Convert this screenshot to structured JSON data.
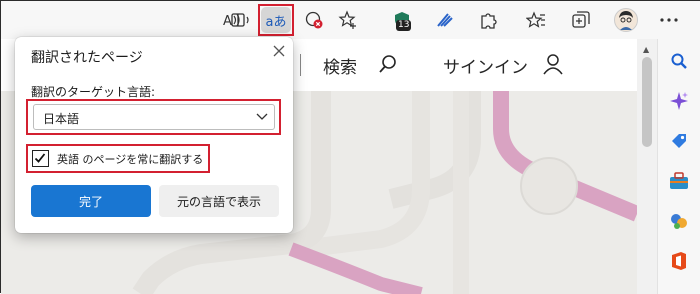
{
  "toolbar": {
    "read_aloud_icon": "read-aloud-icon",
    "immersive_reader_icon": "immersive-reader-icon",
    "translate_label": "aあ",
    "tracking_icon": "tracking-prevention-icon",
    "favorite_add_icon": "star-plus-icon",
    "extension_badge_count": "13",
    "accent_color": "#d32030"
  },
  "site": {
    "search_label": "検索",
    "signin_label": "サインイン"
  },
  "popup": {
    "title": "翻訳されたページ",
    "target_language_label": "翻訳のターゲット言語:",
    "target_language_value": "日本語",
    "always_translate_label": "英語 のページを常に翻訳する",
    "always_translate_checked": true,
    "done_button": "完了",
    "show_original_button": "元の言語で表示",
    "primary_color": "#1976d2"
  },
  "sidebar": {
    "icons": [
      "search-icon",
      "sparkle-icon",
      "tag-icon",
      "toolbox-icon",
      "games-icon",
      "office-icon",
      "add-icon"
    ]
  }
}
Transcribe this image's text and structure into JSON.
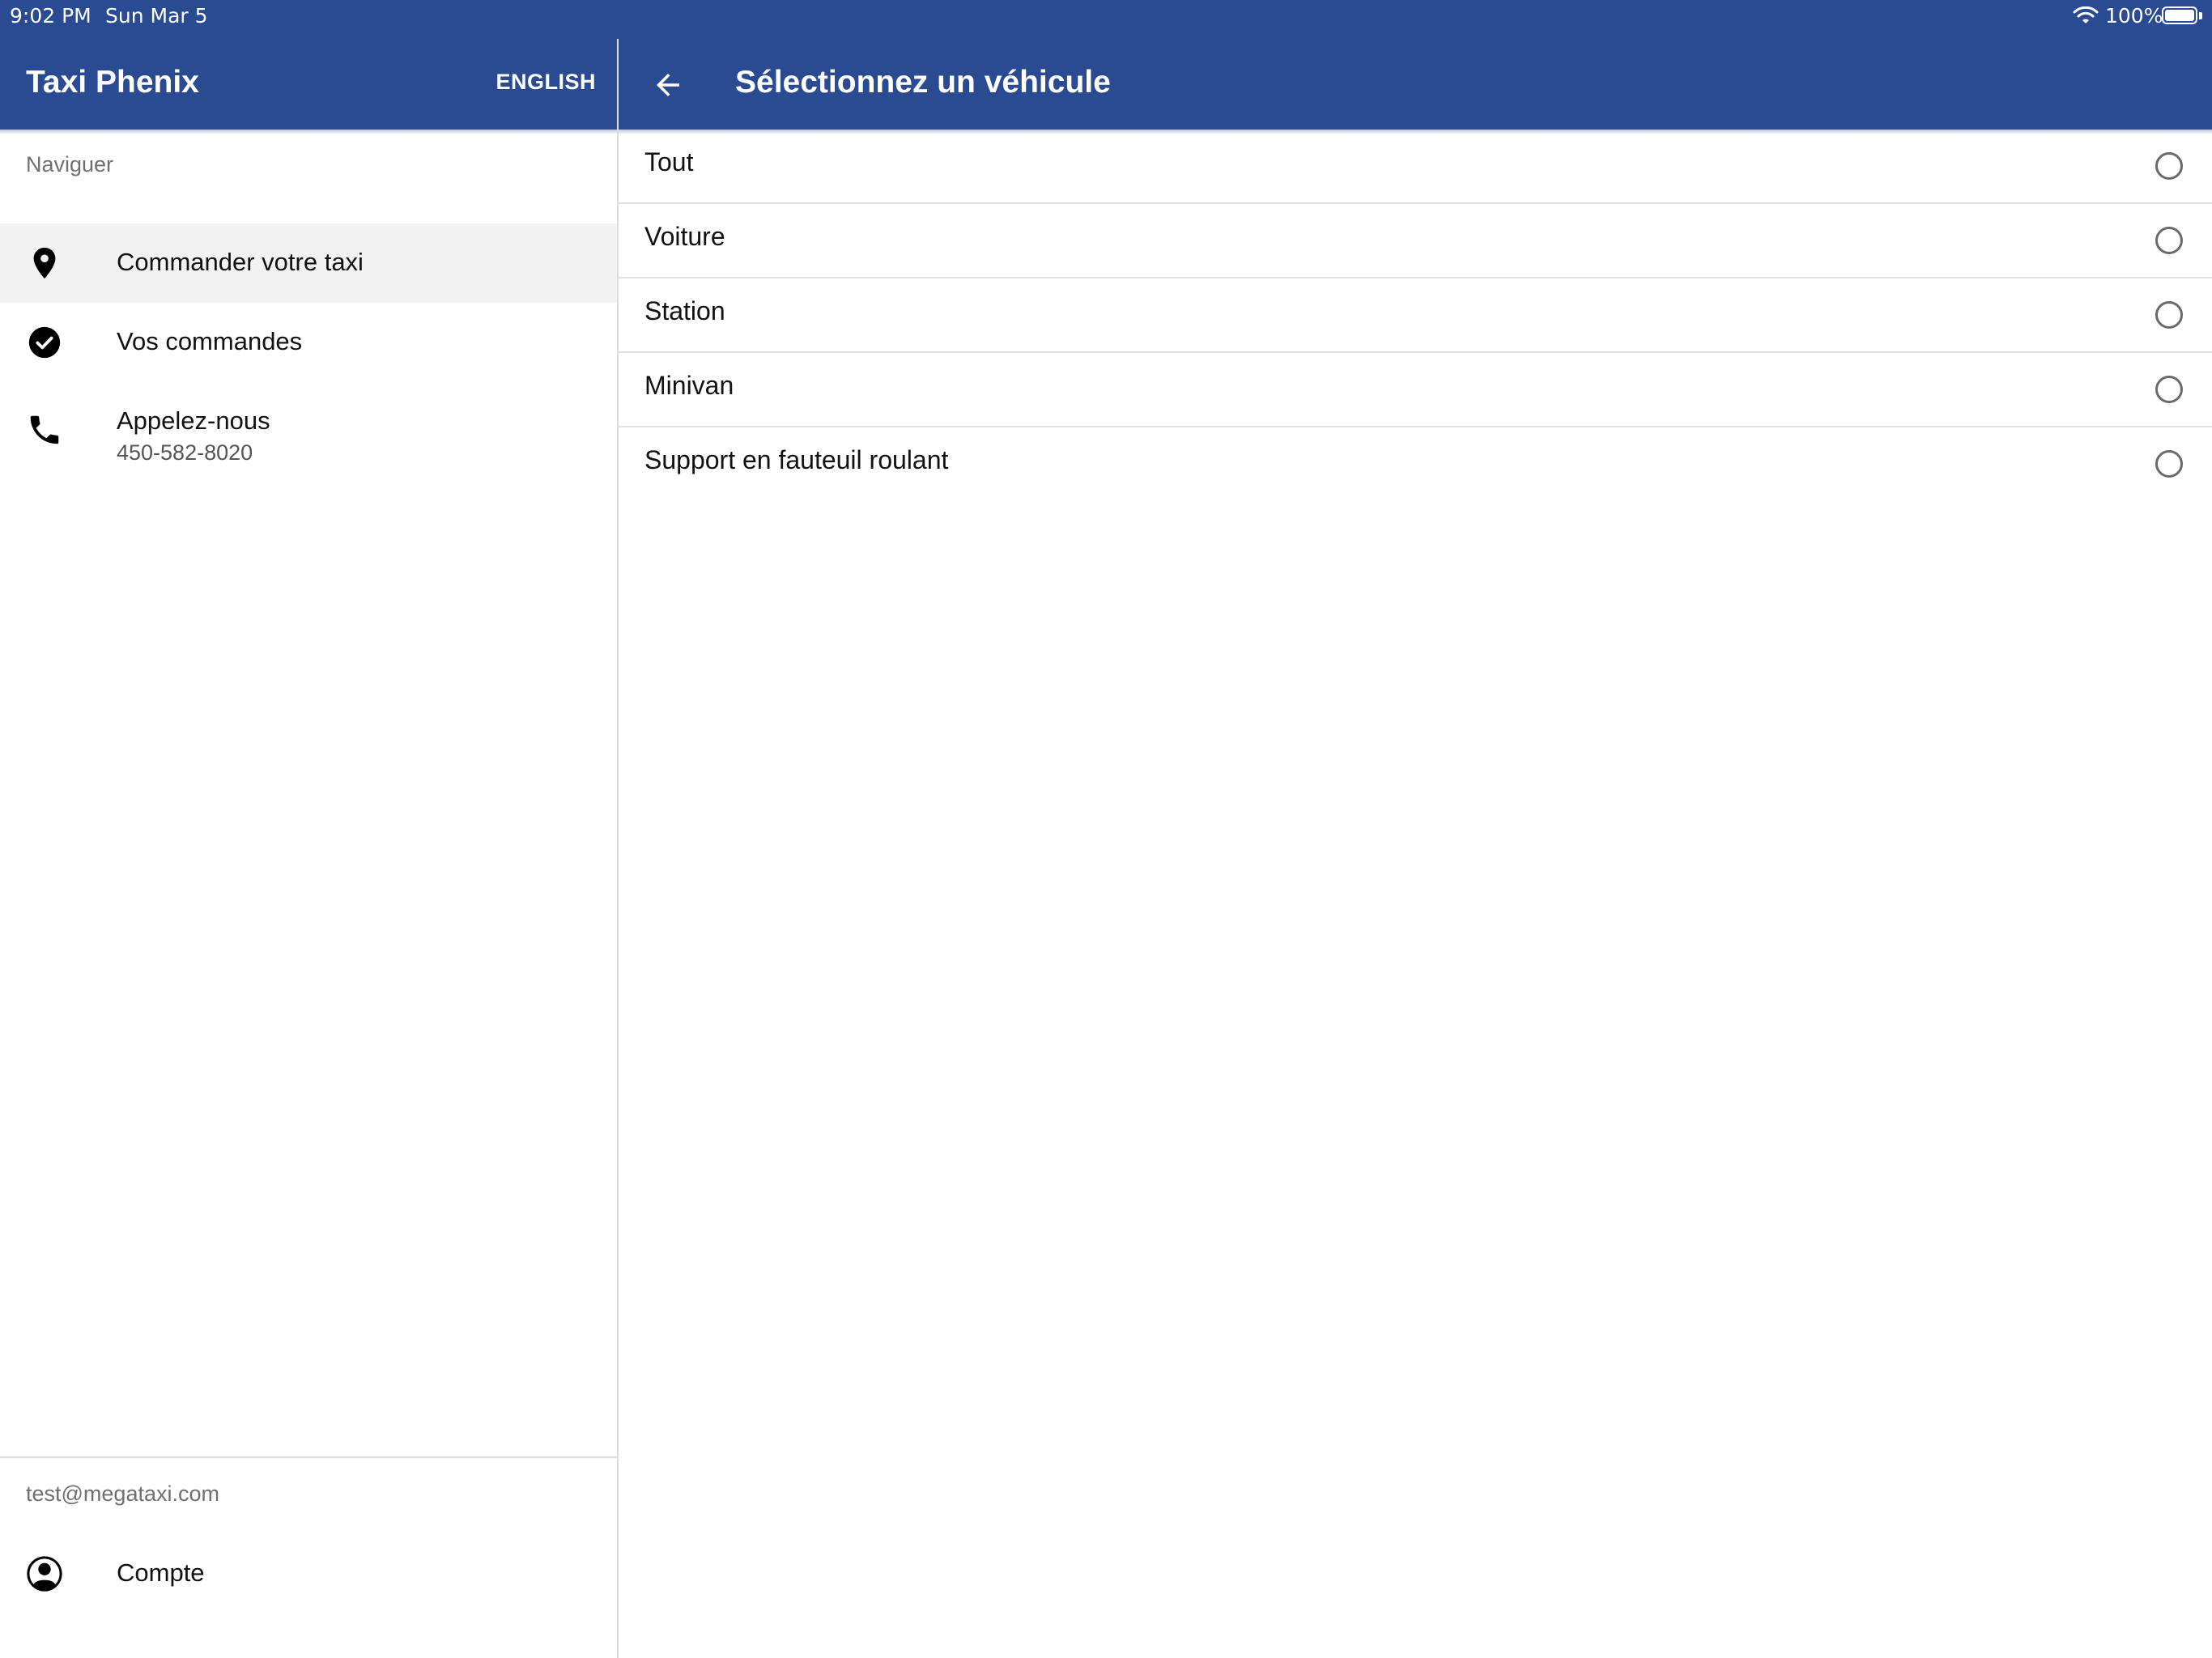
{
  "status_bar": {
    "time": "9:02 PM",
    "date": "Sun Mar 5",
    "battery": "100%"
  },
  "colors": {
    "app_bar": "#2a4a91",
    "active_item_bg": "#f2f2f2"
  },
  "drawer": {
    "app_title": "Taxi Phenix",
    "language_button": "ENGLISH",
    "section_label": "Naviguer",
    "items": [
      {
        "label": "Commander votre taxi",
        "icon": "location-pin-icon",
        "active": true
      },
      {
        "label": "Vos commandes",
        "icon": "check-circle-icon",
        "active": false
      },
      {
        "label": "Appelez-nous",
        "sublabel": "450-582-8020",
        "icon": "phone-icon",
        "active": false
      }
    ],
    "account": {
      "email": "test@megataxi.com",
      "label": "Compte",
      "icon": "account-icon"
    }
  },
  "main": {
    "title": "Sélectionnez un véhicule",
    "back_icon": "arrow-back-icon",
    "options": [
      {
        "label": "Tout",
        "selected": false
      },
      {
        "label": "Voiture",
        "selected": false
      },
      {
        "label": "Station",
        "selected": false
      },
      {
        "label": "Minivan",
        "selected": false
      },
      {
        "label": "Support en fauteuil roulant",
        "selected": false
      }
    ]
  }
}
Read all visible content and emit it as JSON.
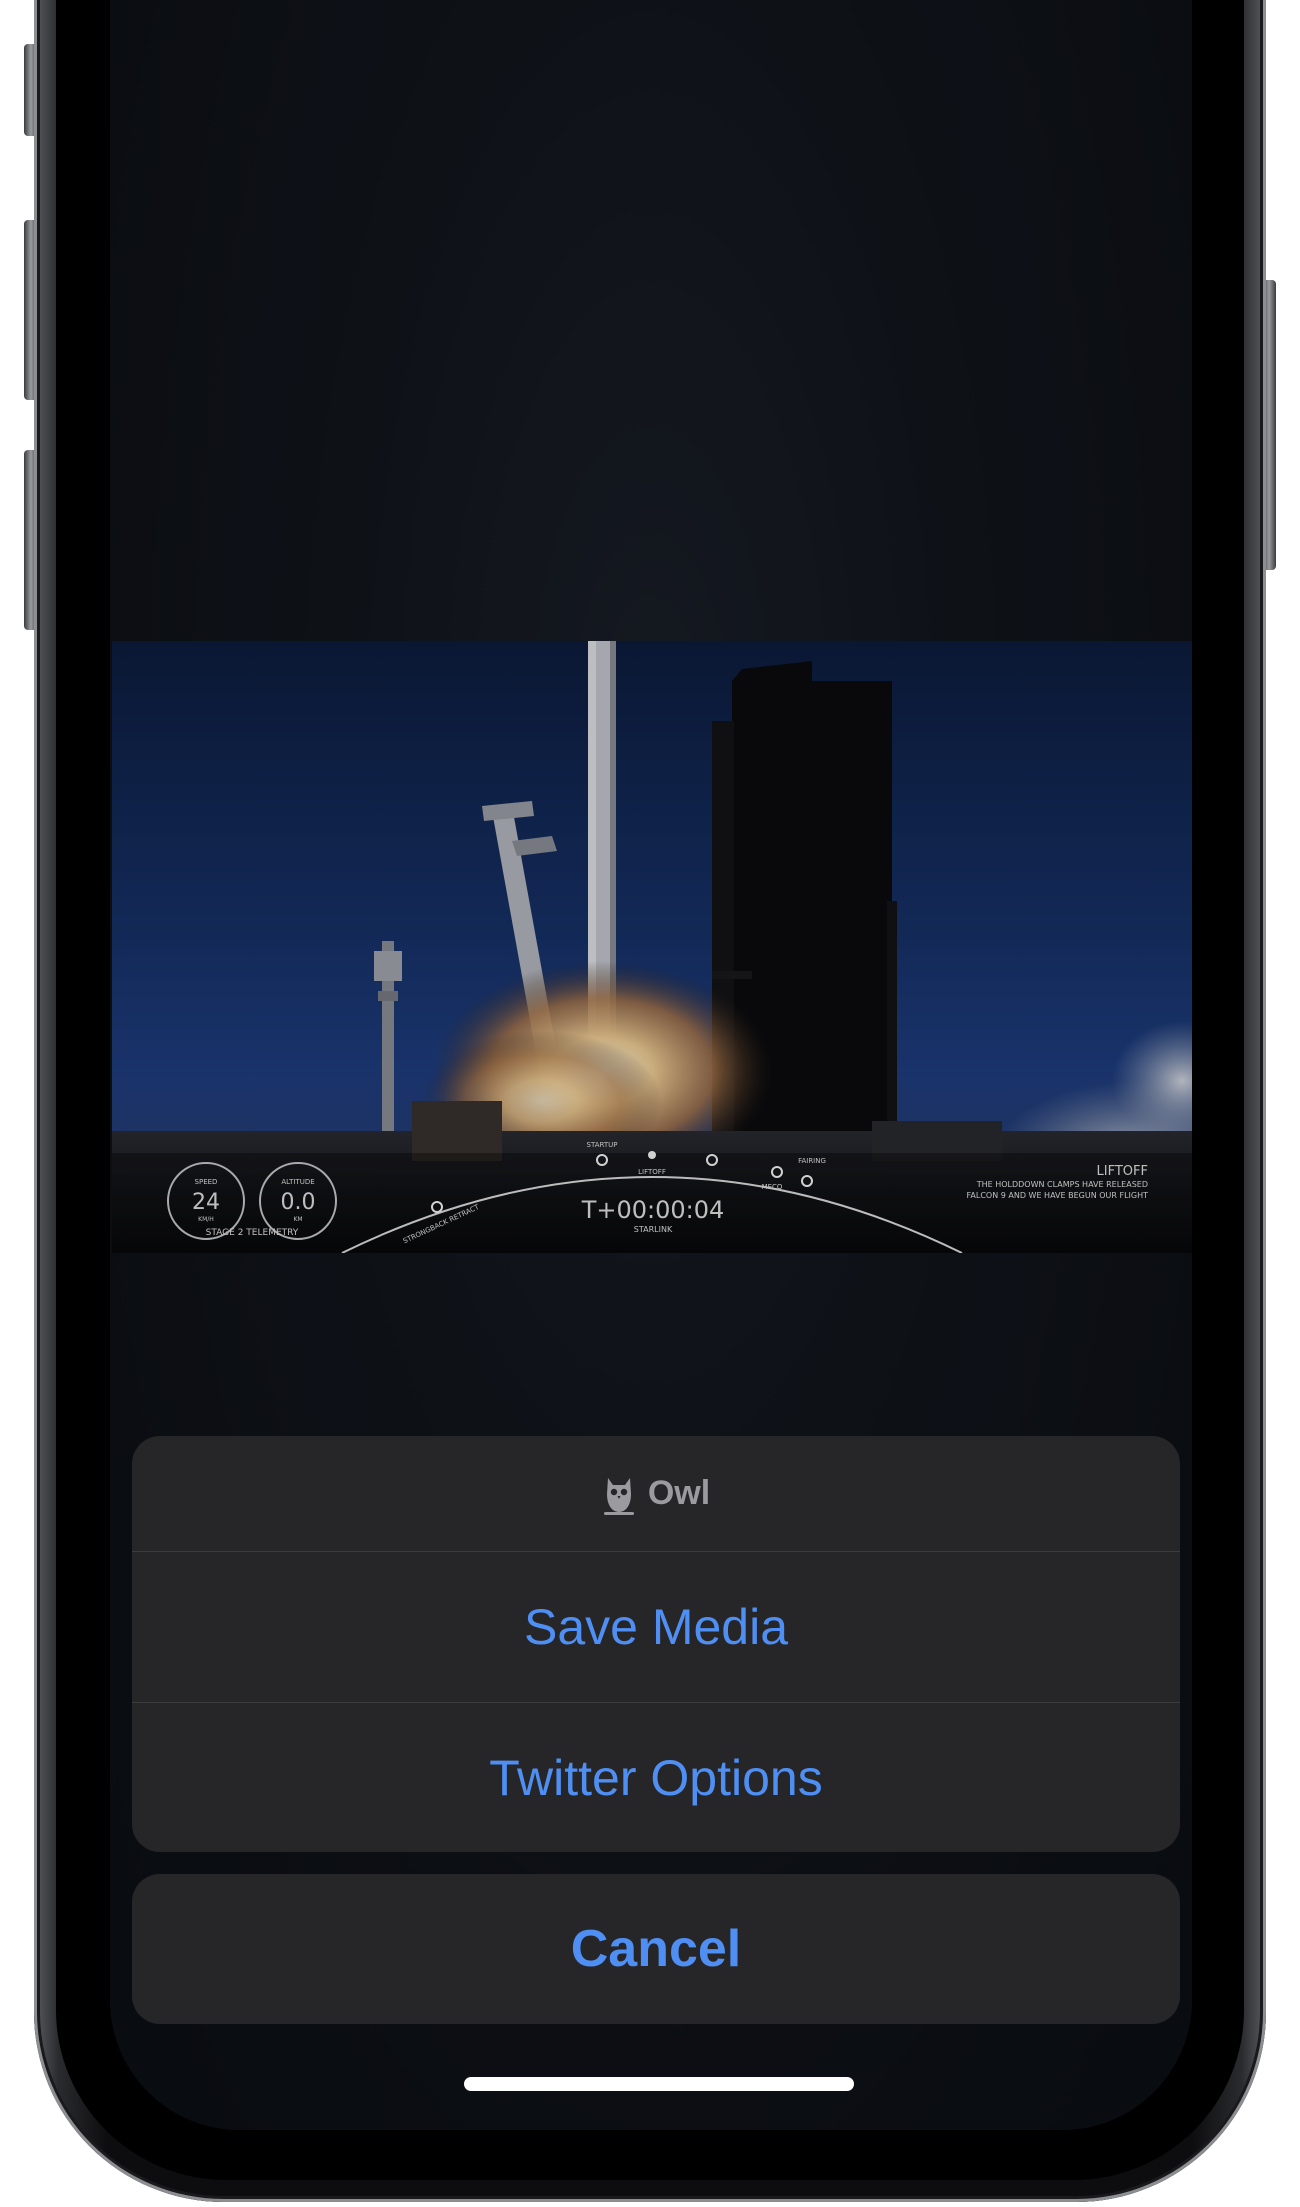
{
  "app": {
    "name": "Owl"
  },
  "video": {
    "hud": {
      "speed_label": "SPEED",
      "speed_value": "24",
      "speed_unit": "KM/H",
      "altitude_label": "ALTITUDE",
      "altitude_value": "0.0",
      "altitude_unit": "KM",
      "stage_label": "STAGE 2 TELEMETRY",
      "timer": "T+00:00:04",
      "mission": "STARLINK",
      "event_title": "LIFTOFF",
      "event_line1": "THE HOLDDOWN CLAMPS HAVE RELEASED",
      "event_line2": "FALCON 9 AND WE HAVE BEGUN OUR FLIGHT",
      "milestones": [
        "STRONGBACK RETRACT",
        "STARTUP",
        "LIFTOFF",
        "MECO",
        "FAIRING"
      ]
    }
  },
  "action_sheet": {
    "title": "Owl",
    "actions": [
      {
        "label": "Save Media"
      },
      {
        "label": "Twitter Options"
      }
    ],
    "cancel_label": "Cancel"
  },
  "colors": {
    "accent": "#4f8ff3",
    "sheet_bg": "#262628",
    "screen_bg": "#12161d"
  },
  "icons": {
    "header": "owl-icon"
  }
}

=== Given instruction ===
Write out every record above exactly as it stands, but leave out the pictures.

=== Full output ===
Convert this screenshot to structured JSON data.
{
  "toolbar": {
    "read_aloud_icon": "read-aloud-icon",
    "immersive_reader_icon": "immersive-reader-icon",
    "translate_label": "aあ",
    "tracking_icon": "tracking-prevention-icon",
    "favorite_add_icon": "star-plus-icon",
    "extension_badge_count": "13",
    "accent_color": "#d32030"
  },
  "site": {
    "search_label": "検索",
    "signin_label": "サインイン"
  },
  "popup": {
    "title": "翻訳されたページ",
    "target_language_label": "翻訳のターゲット言語:",
    "target_language_value": "日本語",
    "always_translate_label": "英語 のページを常に翻訳する",
    "always_translate_checked": true,
    "done_button": "完了",
    "show_original_button": "元の言語で表示",
    "primary_color": "#1976d2"
  },
  "sidebar": {
    "icons": [
      "search-icon",
      "sparkle-icon",
      "tag-icon",
      "toolbox-icon",
      "games-icon",
      "office-icon",
      "add-icon"
    ]
  }
}
Transcribe this image's text and structure into JSON.
{
  "status_bar": {
    "time": "9:02 PM",
    "date": "Sun Mar 5",
    "battery": "100%"
  },
  "colors": {
    "app_bar": "#2a4a91",
    "active_item_bg": "#f2f2f2"
  },
  "drawer": {
    "app_title": "Taxi Phenix",
    "language_button": "ENGLISH",
    "section_label": "Naviguer",
    "items": [
      {
        "label": "Commander votre taxi",
        "icon": "location-pin-icon",
        "active": true
      },
      {
        "label": "Vos commandes",
        "icon": "check-circle-icon",
        "active": false
      },
      {
        "label": "Appelez-nous",
        "sublabel": "450-582-8020",
        "icon": "phone-icon",
        "active": false
      }
    ],
    "account": {
      "email": "test@megataxi.com",
      "label": "Compte",
      "icon": "account-icon"
    }
  },
  "main": {
    "title": "Sélectionnez un véhicule",
    "back_icon": "arrow-back-icon",
    "options": [
      {
        "label": "Tout",
        "selected": false
      },
      {
        "label": "Voiture",
        "selected": false
      },
      {
        "label": "Station",
        "selected": false
      },
      {
        "label": "Minivan",
        "selected": false
      },
      {
        "label": "Support en fauteuil roulant",
        "selected": false
      }
    ]
  }
}
Read all visible content and emit it as JSON.
{
  "app": {
    "name": "Owl"
  },
  "video": {
    "hud": {
      "speed_label": "SPEED",
      "speed_value": "24",
      "speed_unit": "KM/H",
      "altitude_label": "ALTITUDE",
      "altitude_value": "0.0",
      "altitude_unit": "KM",
      "stage_label": "STAGE 2 TELEMETRY",
      "timer": "T+00:00:04",
      "mission": "STARLINK",
      "event_title": "LIFTOFF",
      "event_line1": "THE HOLDDOWN CLAMPS HAVE RELEASED",
      "event_line2": "FALCON 9 AND WE HAVE BEGUN OUR FLIGHT",
      "milestones": [
        "STRONGBACK RETRACT",
        "STARTUP",
        "LIFTOFF",
        "MECO",
        "FAIRING"
      ]
    }
  },
  "action_sheet": {
    "title": "Owl",
    "actions": [
      {
        "label": "Save Media"
      },
      {
        "label": "Twitter Options"
      }
    ],
    "cancel_label": "Cancel"
  },
  "colors": {
    "accent": "#4f8ff3",
    "sheet_bg": "#262628",
    "screen_bg": "#12161d"
  },
  "icons": {
    "header": "owl-icon"
  }
}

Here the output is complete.